▸ **INSTRUCTION**:
Could you write out every entry exactly as it stands?

--- Begin ---

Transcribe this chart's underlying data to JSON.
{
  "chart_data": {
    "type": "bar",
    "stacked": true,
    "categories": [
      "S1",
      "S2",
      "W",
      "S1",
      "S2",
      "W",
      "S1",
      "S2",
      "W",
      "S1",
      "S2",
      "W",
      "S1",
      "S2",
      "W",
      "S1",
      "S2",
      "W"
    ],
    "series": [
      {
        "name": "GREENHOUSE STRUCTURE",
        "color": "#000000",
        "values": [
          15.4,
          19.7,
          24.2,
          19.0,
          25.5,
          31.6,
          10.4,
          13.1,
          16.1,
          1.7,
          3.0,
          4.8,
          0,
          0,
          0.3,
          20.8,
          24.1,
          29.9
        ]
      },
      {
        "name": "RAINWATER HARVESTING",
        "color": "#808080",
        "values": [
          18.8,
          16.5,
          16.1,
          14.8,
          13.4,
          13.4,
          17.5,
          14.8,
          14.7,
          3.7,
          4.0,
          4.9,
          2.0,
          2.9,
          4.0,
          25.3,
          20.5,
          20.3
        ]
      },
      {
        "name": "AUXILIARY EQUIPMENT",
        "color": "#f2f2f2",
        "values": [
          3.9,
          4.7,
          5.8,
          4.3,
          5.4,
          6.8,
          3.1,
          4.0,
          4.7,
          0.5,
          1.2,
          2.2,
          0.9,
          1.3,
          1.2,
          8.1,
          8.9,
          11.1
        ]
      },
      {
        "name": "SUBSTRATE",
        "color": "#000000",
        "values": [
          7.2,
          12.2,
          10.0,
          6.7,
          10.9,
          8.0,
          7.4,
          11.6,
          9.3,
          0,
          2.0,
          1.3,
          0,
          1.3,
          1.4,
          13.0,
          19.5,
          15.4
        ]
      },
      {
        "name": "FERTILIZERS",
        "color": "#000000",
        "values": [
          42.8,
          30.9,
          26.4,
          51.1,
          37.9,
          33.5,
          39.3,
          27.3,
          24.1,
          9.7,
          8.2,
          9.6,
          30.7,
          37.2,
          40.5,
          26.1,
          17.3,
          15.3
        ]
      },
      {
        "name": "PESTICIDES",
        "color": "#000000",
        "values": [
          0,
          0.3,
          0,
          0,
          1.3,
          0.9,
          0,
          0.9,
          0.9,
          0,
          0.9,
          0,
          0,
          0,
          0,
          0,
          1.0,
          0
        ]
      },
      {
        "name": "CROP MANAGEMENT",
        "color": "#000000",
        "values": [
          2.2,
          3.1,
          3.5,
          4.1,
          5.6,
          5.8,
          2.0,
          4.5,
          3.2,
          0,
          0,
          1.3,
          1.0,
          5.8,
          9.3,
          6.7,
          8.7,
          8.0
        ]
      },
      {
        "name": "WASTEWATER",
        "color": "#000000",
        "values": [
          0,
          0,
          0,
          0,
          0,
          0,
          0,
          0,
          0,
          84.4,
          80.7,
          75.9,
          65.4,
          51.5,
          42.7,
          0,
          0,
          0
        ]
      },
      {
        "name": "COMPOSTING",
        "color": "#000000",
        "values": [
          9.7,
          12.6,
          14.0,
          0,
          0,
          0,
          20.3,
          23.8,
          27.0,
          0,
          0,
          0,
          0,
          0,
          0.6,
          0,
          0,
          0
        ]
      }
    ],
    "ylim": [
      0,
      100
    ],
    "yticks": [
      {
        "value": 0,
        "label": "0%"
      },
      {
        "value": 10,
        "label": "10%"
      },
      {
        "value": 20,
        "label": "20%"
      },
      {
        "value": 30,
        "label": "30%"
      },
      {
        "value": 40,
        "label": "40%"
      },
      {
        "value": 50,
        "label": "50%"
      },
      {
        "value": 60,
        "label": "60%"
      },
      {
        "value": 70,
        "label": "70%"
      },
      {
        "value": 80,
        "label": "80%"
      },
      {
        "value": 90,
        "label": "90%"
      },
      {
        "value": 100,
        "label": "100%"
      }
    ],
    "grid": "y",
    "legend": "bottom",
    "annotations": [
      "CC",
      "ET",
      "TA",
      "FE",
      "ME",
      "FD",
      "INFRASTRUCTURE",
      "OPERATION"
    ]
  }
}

--- End ---

▸ **TASK OUTPUT**:
Transcribe this chart's underlying data to JSON.
{
  "chart_data": {
    "type": "bar",
    "stacked": true,
    "categories": [
      "S1",
      "S2",
      "W",
      "S1",
      "S2",
      "W",
      "S1",
      "S2",
      "W",
      "S1",
      "S2",
      "W",
      "S1",
      "S2",
      "W",
      "S1",
      "S2",
      "W"
    ],
    "series": [
      {
        "name": "GREENHOUSE STRUCTURE",
        "color": "#000000",
        "values": [
          15.4,
          19.7,
          24.2,
          19.0,
          25.5,
          31.6,
          10.4,
          13.1,
          16.1,
          1.7,
          3.0,
          4.8,
          0,
          0,
          0.3,
          20.8,
          24.1,
          29.9
        ]
      },
      {
        "name": "RAINWATER HARVESTING",
        "color": "#808080",
        "values": [
          18.8,
          16.5,
          16.1,
          14.8,
          13.4,
          13.4,
          17.5,
          14.8,
          14.7,
          3.7,
          4.0,
          4.9,
          2.0,
          2.9,
          4.0,
          25.3,
          20.5,
          20.3
        ]
      },
      {
        "name": "AUXILIARY EQUIPMENT",
        "color": "#f2f2f2",
        "values": [
          3.9,
          4.7,
          5.8,
          4.3,
          5.4,
          6.8,
          3.1,
          4.0,
          4.7,
          0.5,
          1.2,
          2.2,
          0.9,
          1.3,
          1.2,
          8.1,
          8.9,
          11.1
        ]
      },
      {
        "name": "SUBSTRATE",
        "color": "#000000",
        "values": [
          7.2,
          12.2,
          10.0,
          6.7,
          10.9,
          8.0,
          7.4,
          11.6,
          9.3,
          0,
          2.0,
          1.3,
          0,
          1.3,
          1.4,
          13.0,
          19.5,
          15.4
        ]
      },
      {
        "name": "FERTILIZERS",
        "color": "#000000",
        "values": [
          42.8,
          30.9,
          26.4,
          51.1,
          37.9,
          33.5,
          39.3,
          27.3,
          24.1,
          9.7,
          8.2,
          9.6,
          30.7,
          37.2,
          40.5,
          26.1,
          17.3,
          15.3
        ]
      },
      {
        "name": "PESTICIDES",
        "color": "#000000",
        "values": [
          0,
          0.3,
          0,
          0,
          1.3,
          0.9,
          0,
          0.9,
          0.9,
          0,
          0.9,
          0,
          0,
          0,
          0,
          0,
          1.0,
          0
        ]
      },
      {
        "name": "CROP MANAGEMENT",
        "color": "#000000",
        "values": [
          2.2,
          3.1,
          3.5,
          4.1,
          5.6,
          5.8,
          2.0,
          4.5,
          3.2,
          0,
          0,
          1.3,
          1.0,
          5.8,
          9.3,
          6.7,
          8.7,
          8.0
        ]
      },
      {
        "name": "WASTEWATER",
        "color": "#000000",
        "values": [
          0,
          0,
          0,
          0,
          0,
          0,
          0,
          0,
          0,
          84.4,
          80.7,
          75.9,
          65.4,
          51.5,
          42.7,
          0,
          0,
          0
        ]
      },
      {
        "name": "COMPOSTING",
        "color": "#000000",
        "values": [
          9.7,
          12.6,
          14.0,
          0,
          0,
          0,
          20.3,
          23.8,
          27.0,
          0,
          0,
          0,
          0,
          0,
          0.6,
          0,
          0,
          0
        ]
      }
    ],
    "ylim": [
      0,
      100
    ],
    "yticks": [
      {
        "value": 0,
        "label": "0%"
      },
      {
        "value": 10,
        "label": "10%"
      },
      {
        "value": 20,
        "label": "20%"
      },
      {
        "value": 30,
        "label": "30%"
      },
      {
        "value": 40,
        "label": "40%"
      },
      {
        "value": 50,
        "label": "50%"
      },
      {
        "value": 60,
        "label": "60%"
      },
      {
        "value": 70,
        "label": "70%"
      },
      {
        "value": 80,
        "label": "80%"
      },
      {
        "value": 90,
        "label": "90%"
      },
      {
        "value": 100,
        "label": "100%"
      }
    ],
    "grid": "y",
    "legend": "bottom",
    "annotations": [
      "CC",
      "ET",
      "TA",
      "FE",
      "ME",
      "FD",
      "INFRASTRUCTURE",
      "OPERATION"
    ]
  }
}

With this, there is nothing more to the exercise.